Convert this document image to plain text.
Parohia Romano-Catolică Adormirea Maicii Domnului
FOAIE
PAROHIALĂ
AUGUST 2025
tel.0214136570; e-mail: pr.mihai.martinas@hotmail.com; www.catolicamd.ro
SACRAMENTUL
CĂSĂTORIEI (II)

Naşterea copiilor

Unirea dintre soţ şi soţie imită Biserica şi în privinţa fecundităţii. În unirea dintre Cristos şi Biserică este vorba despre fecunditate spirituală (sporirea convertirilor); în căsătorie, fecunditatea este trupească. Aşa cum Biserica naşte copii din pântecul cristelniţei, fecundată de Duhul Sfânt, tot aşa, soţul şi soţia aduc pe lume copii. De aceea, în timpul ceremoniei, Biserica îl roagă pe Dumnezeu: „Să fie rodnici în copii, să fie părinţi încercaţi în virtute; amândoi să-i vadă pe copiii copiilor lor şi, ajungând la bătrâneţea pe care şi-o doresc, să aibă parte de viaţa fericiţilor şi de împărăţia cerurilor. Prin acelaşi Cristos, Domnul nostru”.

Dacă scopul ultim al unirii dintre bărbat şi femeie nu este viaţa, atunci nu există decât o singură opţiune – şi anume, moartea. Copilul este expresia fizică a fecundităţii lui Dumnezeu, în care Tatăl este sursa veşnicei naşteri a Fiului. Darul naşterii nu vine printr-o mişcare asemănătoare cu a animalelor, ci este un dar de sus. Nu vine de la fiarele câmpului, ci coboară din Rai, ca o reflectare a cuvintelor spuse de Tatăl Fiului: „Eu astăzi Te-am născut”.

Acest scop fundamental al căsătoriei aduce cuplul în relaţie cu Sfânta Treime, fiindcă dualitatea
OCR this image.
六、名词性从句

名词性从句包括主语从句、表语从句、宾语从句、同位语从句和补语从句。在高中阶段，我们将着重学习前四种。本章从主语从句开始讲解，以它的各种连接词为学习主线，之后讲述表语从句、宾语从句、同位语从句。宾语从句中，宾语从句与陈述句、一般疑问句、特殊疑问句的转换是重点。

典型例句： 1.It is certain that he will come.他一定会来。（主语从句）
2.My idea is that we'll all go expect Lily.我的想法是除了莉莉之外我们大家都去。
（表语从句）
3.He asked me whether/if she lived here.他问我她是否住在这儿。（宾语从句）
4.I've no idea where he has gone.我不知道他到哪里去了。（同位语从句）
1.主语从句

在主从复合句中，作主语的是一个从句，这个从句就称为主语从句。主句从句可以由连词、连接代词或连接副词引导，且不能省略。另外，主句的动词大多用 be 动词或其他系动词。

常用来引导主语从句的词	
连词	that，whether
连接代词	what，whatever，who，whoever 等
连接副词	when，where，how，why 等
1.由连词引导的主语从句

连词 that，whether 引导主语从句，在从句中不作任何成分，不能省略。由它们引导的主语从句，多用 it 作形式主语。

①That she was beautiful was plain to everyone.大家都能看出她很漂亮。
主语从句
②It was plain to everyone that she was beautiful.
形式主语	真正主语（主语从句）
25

=== To do ===
Please restate the records in full, word for word.

=== Written solution ===
Convert this document image to plain text.
Parohia Romano-Catolică Adormirea Maicii Domnului
FOAIE
PAROHIALĂ
AUGUST 2025
tel.0214136570; e-mail: pr.mihai.martinas@hotmail.com; www.catolicamd.ro
SACRAMENTUL
CĂSĂTORIEI (II)

Naşterea copiilor

Unirea dintre soţ şi soţie imită Biserica şi în privinţa fecundităţii. În unirea dintre Cristos şi Biserică este vorba despre fecunditate spirituală (sporirea convertirilor); în căsătorie, fecunditatea este trupească. Aşa cum Biserica naşte copii din pântecul cristelniţei, fecundată de Duhul Sfânt, tot aşa, soţul şi soţia aduc pe lume copii. De aceea, în timpul ceremoniei, Biserica îl roagă pe Dumnezeu: „Să fie rodnici în copii, să fie părinţi încercaţi în virtute; amândoi să-i vadă pe copiii copiilor lor şi, ajungând la bătrâneţea pe care şi-o doresc, să aibă parte de viaţa fericiţilor şi de împărăţia cerurilor. Prin acelaşi Cristos, Domnul nostru”.

Dacă scopul ultim al unirii dintre bărbat şi femeie nu este viaţa, atunci nu există decât o singură opţiune – şi anume, moartea. Copilul este expresia fizică a fecundităţii lui Dumnezeu, în care Tatăl este sursa veşnicei naşteri a Fiului. Darul naşterii nu vine printr-o mişcare asemănătoare cu a animalelor, ci este un dar de sus. Nu vine de la fiarele câmpului, ci coboară din Rai, ca o reflectare a cuvintelor spuse de Tatăl Fiului: „Eu astăzi Te-am născut”.

Acest scop fundamental al căsătoriei aduce cuplul în relaţie cu Sfânta Treime, fiindcă dualitatea
OCR this image.
六、名词性从句

名词性从句包括主语从句、表语从句、宾语从句、同位语从句和补语从句。在高中阶段，我们将着重学习前四种。本章从主语从句开始讲解，以它的各种连接词为学习主线，之后讲述表语从句、宾语从句、同位语从句。宾语从句中，宾语从句与陈述句、一般疑问句、特殊疑问句的转换是重点。

典型例句： 1.It is certain that he will come.他一定会来。（主语从句）
2.My idea is that we'll all go expect Lily.我的想法是除了莉莉之外我们大家都去。
（表语从句）
3.He asked me whether/if she lived here.他问我她是否住在这儿。（宾语从句）
4.I've no idea where he has gone.我不知道他到哪里去了。（同位语从句）
1.主语从句

在主从复合句中，作主语的是一个从句，这个从句就称为主语从句。主句从句可以由连词、连接代词或连接副词引导，且不能省略。另外，主句的动词大多用 be 动词或其他系动词。

常用来引导主语从句的词	
连词	that，whether
连接代词	what，whatever，who，whoever 等
连接副词	when，where，how，why 等
1.由连词引导的主语从句

连词 that，whether 引导主语从句，在从句中不作任何成分，不能省略。由它们引导的主语从句，多用 it 作形式主语。

①That she was beautiful was plain to everyone.大家都能看出她很漂亮。
主语从句
②It was plain to everyone that she was beautiful.
形式主语	真正主语（主语从句）
25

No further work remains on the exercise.